YOUR TASK: Lift out all lines below that contain "JSON".

ROWS:
====

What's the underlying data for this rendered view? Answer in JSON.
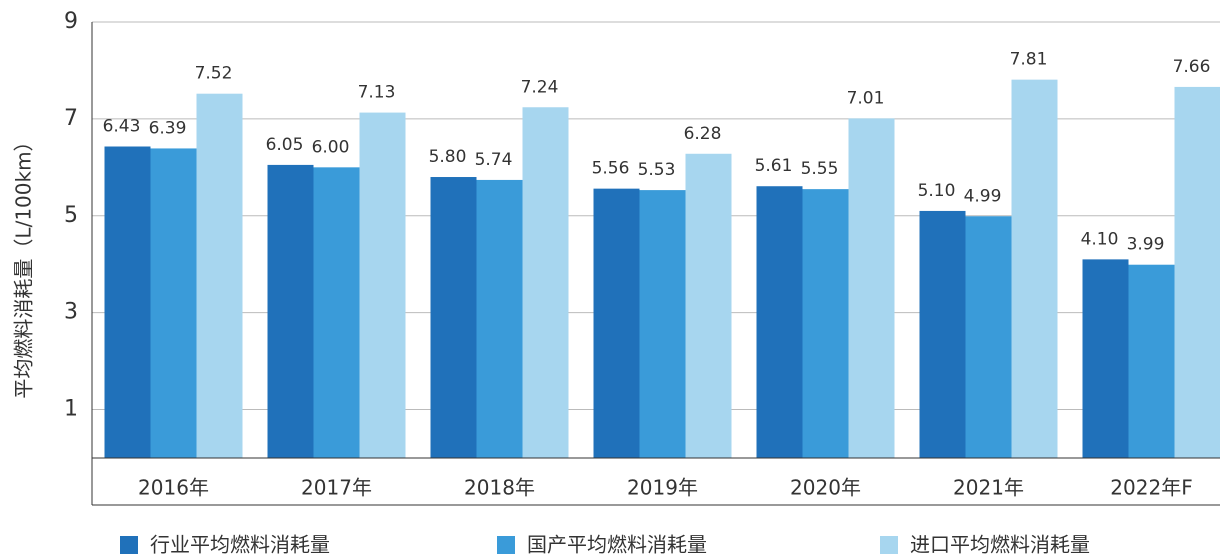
{
  "chart_data": {
    "type": "bar",
    "y_label": "平均燃料消耗量（L/100km）",
    "categories": [
      "2016年",
      "2017年",
      "2018年",
      "2019年",
      "2020年",
      "2021年",
      "2022年F"
    ],
    "series": [
      {
        "name": "行业平均燃料消耗量",
        "color": "#2071ba",
        "values": [
          6.43,
          6.05,
          5.8,
          5.56,
          5.61,
          5.1,
          4.1
        ],
        "value_labels": [
          "6.43",
          "6.05",
          "5.80",
          "5.56",
          "5.61",
          "5.10",
          "4.10"
        ]
      },
      {
        "name": "国产平均燃料消耗量",
        "color": "#3a9bd9",
        "values": [
          6.39,
          6.0,
          5.74,
          5.53,
          5.55,
          4.99,
          3.99
        ],
        "value_labels": [
          "6.39",
          "6.00",
          "5.74",
          "5.53",
          "5.55",
          "4.99",
          "3.99"
        ]
      },
      {
        "name": "进口平均燃料消耗量",
        "color": "#a7d6ef",
        "values": [
          7.52,
          7.13,
          7.24,
          6.28,
          7.01,
          7.81,
          7.66
        ],
        "value_labels": [
          "7.52",
          "7.13",
          "7.24",
          "6.28",
          "7.01",
          "7.81",
          "7.66"
        ]
      }
    ],
    "ylim": [
      0,
      9
    ],
    "yticks": [
      1,
      3,
      5,
      7,
      9
    ],
    "grid": true
  }
}
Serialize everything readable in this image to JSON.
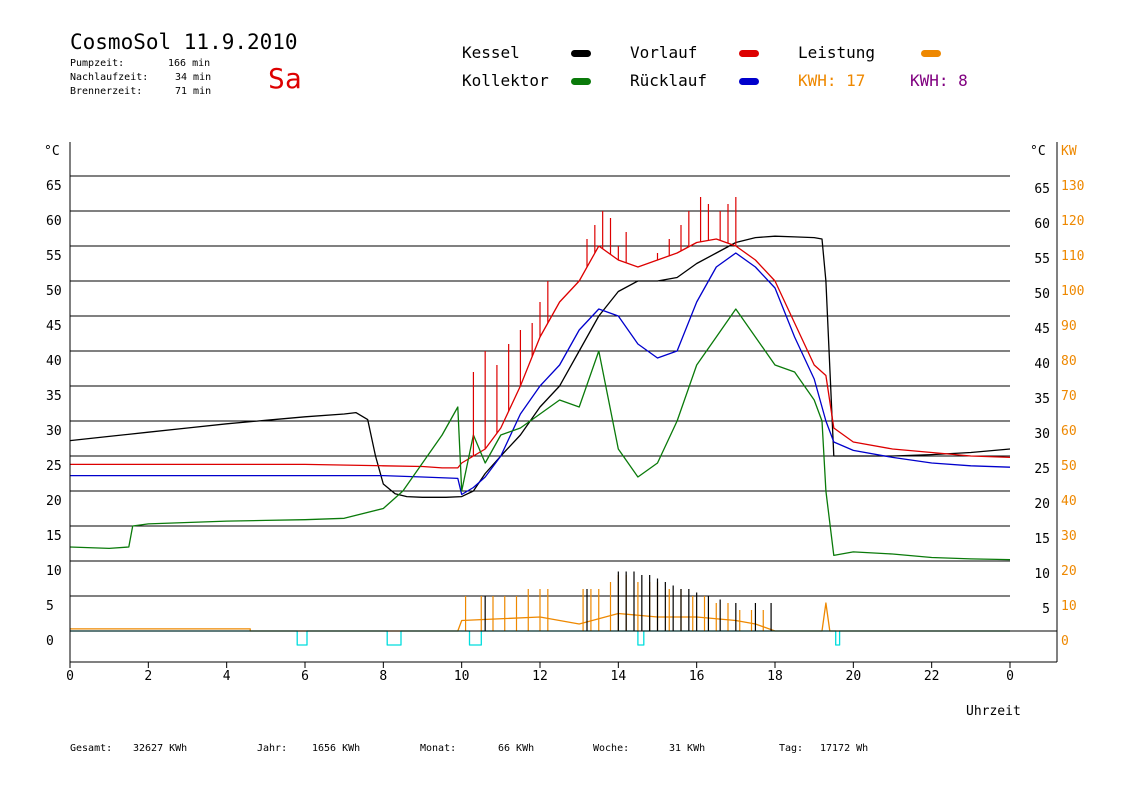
{
  "header": {
    "title": "CosmoSol 11.9.2010",
    "day": "Sa",
    "stats": [
      {
        "label": "Pumpzeit:",
        "value": "166 min"
      },
      {
        "label": "Nachlaufzeit:",
        "value": "34 min"
      },
      {
        "label": "Brennerzeit:",
        "value": "71 min"
      }
    ]
  },
  "legend": {
    "kessel": "Kessel",
    "kollektor": "Kollektor",
    "vorlauf": "Vorlauf",
    "ruecklauf": "Rücklauf",
    "leistung": "Leistung",
    "kwh_orange": "KWH: 17",
    "kwh_purple": "KWH: 8"
  },
  "colors": {
    "kessel": "#000000",
    "kollektor": "#0a7a0a",
    "vorlauf": "#dd0000",
    "ruecklauf": "#0000cc",
    "leistung": "#ee8800",
    "purple": "#800080",
    "pump": "#00dddd"
  },
  "totals": [
    {
      "label": "Gesamt:",
      "value": "32627 KWh"
    },
    {
      "label": "Jahr:",
      "value": "1656 KWh"
    },
    {
      "label": "Monat:",
      "value": "66 KWh"
    },
    {
      "label": "Woche:",
      "value": "31 KWh"
    },
    {
      "label": "Tag:",
      "value": "17172 Wh"
    }
  ],
  "chart_data": {
    "type": "line",
    "xlabel": "Uhrzeit",
    "xticks": [
      "0",
      "2",
      "4",
      "6",
      "8",
      "10",
      "12",
      "14",
      "16",
      "18",
      "20",
      "22",
      "0"
    ],
    "xlim": [
      0,
      24
    ],
    "yleft_unit": "°C",
    "yright_unit": "°C",
    "ypower_unit": "KW",
    "ylim": [
      0,
      70
    ],
    "yleft_ticks": [
      "0",
      "5",
      "10",
      "15",
      "20",
      "25",
      "30",
      "35",
      "40",
      "45",
      "50",
      "55",
      "60",
      "65"
    ],
    "yright_ticks": [
      "5",
      "10",
      "15",
      "20",
      "25",
      "30",
      "35",
      "40",
      "45",
      "50",
      "55",
      "60",
      "65"
    ],
    "ypower_ticks": [
      "0",
      "10",
      "20",
      "30",
      "40",
      "50",
      "60",
      "70",
      "80",
      "90",
      "100",
      "110",
      "120",
      "130"
    ],
    "grid": true,
    "series": [
      {
        "name": "Kessel",
        "color": "#000000",
        "x": [
          0,
          1,
          2,
          3,
          4,
          5,
          6,
          7,
          7.3,
          7.6,
          7.8,
          8,
          8.3,
          8.6,
          9,
          9.6,
          10,
          10.3,
          10.6,
          11,
          11.5,
          12,
          12.5,
          13,
          13.5,
          14,
          14.5,
          15,
          15.5,
          16,
          16.5,
          17,
          17.5,
          18,
          18.5,
          19,
          19.2,
          19.3,
          19.5,
          20,
          21,
          22,
          23,
          24
        ],
        "y": [
          27.2,
          27.8,
          28.4,
          29,
          29.6,
          30.1,
          30.6,
          31,
          31.2,
          30.2,
          25,
          21,
          19.6,
          19.2,
          19.1,
          19.1,
          19.2,
          20,
          22.5,
          25,
          28,
          32,
          35,
          40,
          45,
          48.5,
          50,
          50,
          50.5,
          52.5,
          54,
          55.5,
          56.2,
          56.4,
          56.3,
          56.2,
          56,
          50,
          25,
          25,
          25,
          25.2,
          25.5,
          26
        ]
      },
      {
        "name": "Vorlauf",
        "color": "#dd0000",
        "x": [
          0,
          2,
          4,
          6,
          8,
          9,
          9.5,
          9.9,
          10,
          10.3,
          10.6,
          11,
          11.5,
          12,
          12.5,
          13,
          13.5,
          14,
          14.5,
          15,
          15.5,
          16,
          16.5,
          17,
          17.5,
          18,
          18.5,
          19,
          19.3,
          19.5,
          20,
          21,
          22,
          23,
          24
        ],
        "y": [
          23.8,
          23.8,
          23.8,
          23.8,
          23.6,
          23.5,
          23.3,
          23.3,
          24,
          25,
          26,
          29,
          35,
          42,
          47,
          50,
          55,
          53,
          52,
          53,
          54,
          55.5,
          56,
          55,
          53,
          50,
          44,
          38,
          36.5,
          29,
          27,
          26,
          25.5,
          25,
          24.8
        ]
      },
      {
        "name": "Rücklauf",
        "color": "#0000cc",
        "x": [
          0,
          2,
          4,
          6,
          8,
          9,
          9.9,
          10,
          10.3,
          10.6,
          11,
          11.5,
          12,
          12.5,
          13,
          13.5,
          14,
          14.5,
          15,
          15.5,
          16,
          16.5,
          17,
          17.5,
          18,
          18.5,
          19,
          19.3,
          19.5,
          20,
          21,
          22,
          23,
          24
        ],
        "y": [
          22.2,
          22.2,
          22.2,
          22.2,
          22.2,
          22,
          21.8,
          19.5,
          20.5,
          22,
          25,
          31,
          35,
          38,
          43,
          46,
          45,
          41,
          39,
          40,
          47,
          52,
          54,
          52,
          49,
          42,
          36,
          30,
          27,
          25.8,
          24.8,
          24,
          23.6,
          23.4
        ]
      },
      {
        "name": "Kollektor",
        "color": "#0a7a0a",
        "x": [
          0,
          1,
          1.5,
          1.6,
          2,
          3,
          4,
          5,
          6,
          7,
          8,
          8.5,
          9,
          9.5,
          9.9,
          10,
          10.3,
          10.6,
          11,
          11.5,
          12,
          12.5,
          13,
          13.5,
          14,
          14.5,
          15,
          15.5,
          16,
          16.5,
          17,
          17.5,
          18,
          18.5,
          19,
          19.2,
          19.3,
          19.5,
          20,
          21,
          22,
          23,
          24
        ],
        "y": [
          12,
          11.8,
          12,
          15,
          15.3,
          15.5,
          15.7,
          15.8,
          15.9,
          16.1,
          17.5,
          20,
          24,
          28,
          32,
          20,
          28,
          24,
          28,
          29,
          31,
          33,
          32,
          40,
          26,
          22,
          24,
          30,
          38,
          42,
          46,
          42,
          38,
          37,
          33,
          30,
          20,
          10.8,
          11.3,
          11,
          10.5,
          10.3,
          10.2
        ]
      },
      {
        "name": "Leistung",
        "color": "#ee8800",
        "x": [
          0,
          4.6,
          4.6,
          9.9,
          10,
          12,
          13,
          14,
          15,
          16,
          17,
          17.5,
          18,
          19.2,
          19.3,
          19.4,
          24
        ],
        "y": [
          0.3,
          0.3,
          0,
          0,
          1.5,
          2,
          1,
          2.5,
          2,
          2,
          1.5,
          1,
          0,
          0,
          4,
          0,
          0
        ]
      },
      {
        "name": "Pumpe",
        "color": "#00dddd",
        "x": [
          0,
          5.8,
          5.8,
          6.05,
          6.05,
          8.1,
          8.1,
          8.45,
          8.45,
          10.2,
          10.2,
          10.5,
          10.5,
          14.5,
          14.5,
          14.65,
          14.65,
          19.55,
          19.55,
          19.65,
          19.65,
          24
        ],
        "y": [
          0,
          0,
          -2,
          -2,
          0,
          0,
          -2,
          -2,
          0,
          0,
          -2,
          -2,
          0,
          0,
          -2,
          -2,
          0,
          0,
          -2,
          -2,
          0,
          0
        ]
      }
    ],
    "spike_series": [
      {
        "name": "Vorlauf",
        "color": "#dd0000",
        "x": [
          10.3,
          10.6,
          10.9,
          11.2,
          11.5,
          11.8,
          12,
          12.2,
          13.2,
          13.4,
          13.6,
          13.8,
          14,
          14.2,
          15,
          15.3,
          15.6,
          15.8,
          16.1,
          16.3,
          16.6,
          16.8,
          17
        ],
        "y": [
          37,
          40,
          38,
          41,
          43,
          44,
          47,
          50,
          56,
          58,
          60,
          59,
          55,
          57,
          54,
          56,
          58,
          60,
          62,
          61,
          60,
          61,
          62
        ]
      },
      {
        "name": "Leistung",
        "color": "#ee8800",
        "x": [
          10.1,
          10.5,
          10.8,
          11.1,
          11.4,
          11.7,
          12,
          12.2,
          13.1,
          13.3,
          13.5,
          13.8,
          14,
          14.2,
          14.5,
          14.8,
          15,
          15.3,
          15.6,
          15.9,
          16.2,
          16.5,
          16.8,
          17.1,
          17.4,
          17.7
        ],
        "y": [
          5,
          5,
          5,
          5,
          5,
          6,
          6,
          6,
          6,
          6,
          6,
          7,
          8,
          8,
          7,
          7,
          7,
          6,
          6,
          5,
          5,
          4,
          4,
          3,
          3,
          3
        ]
      },
      {
        "name": "Kessel",
        "color": "#000000",
        "x": [
          10.6,
          13.2,
          14,
          14.2,
          14.4,
          14.6,
          14.8,
          15,
          15.2,
          15.4,
          15.6,
          15.8,
          16,
          16.3,
          16.6,
          17,
          17.5,
          17.9
        ],
        "y": [
          5,
          6,
          8.5,
          8.5,
          8.5,
          8,
          8,
          7.5,
          7,
          6.5,
          6,
          6,
          5.5,
          5,
          4.5,
          4,
          4,
          4
        ]
      }
    ]
  }
}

====

WORKED ANSWER:
What's the underlying data for this rendered view? Answer in JSON.
Serialize everything readable in this image to JSON.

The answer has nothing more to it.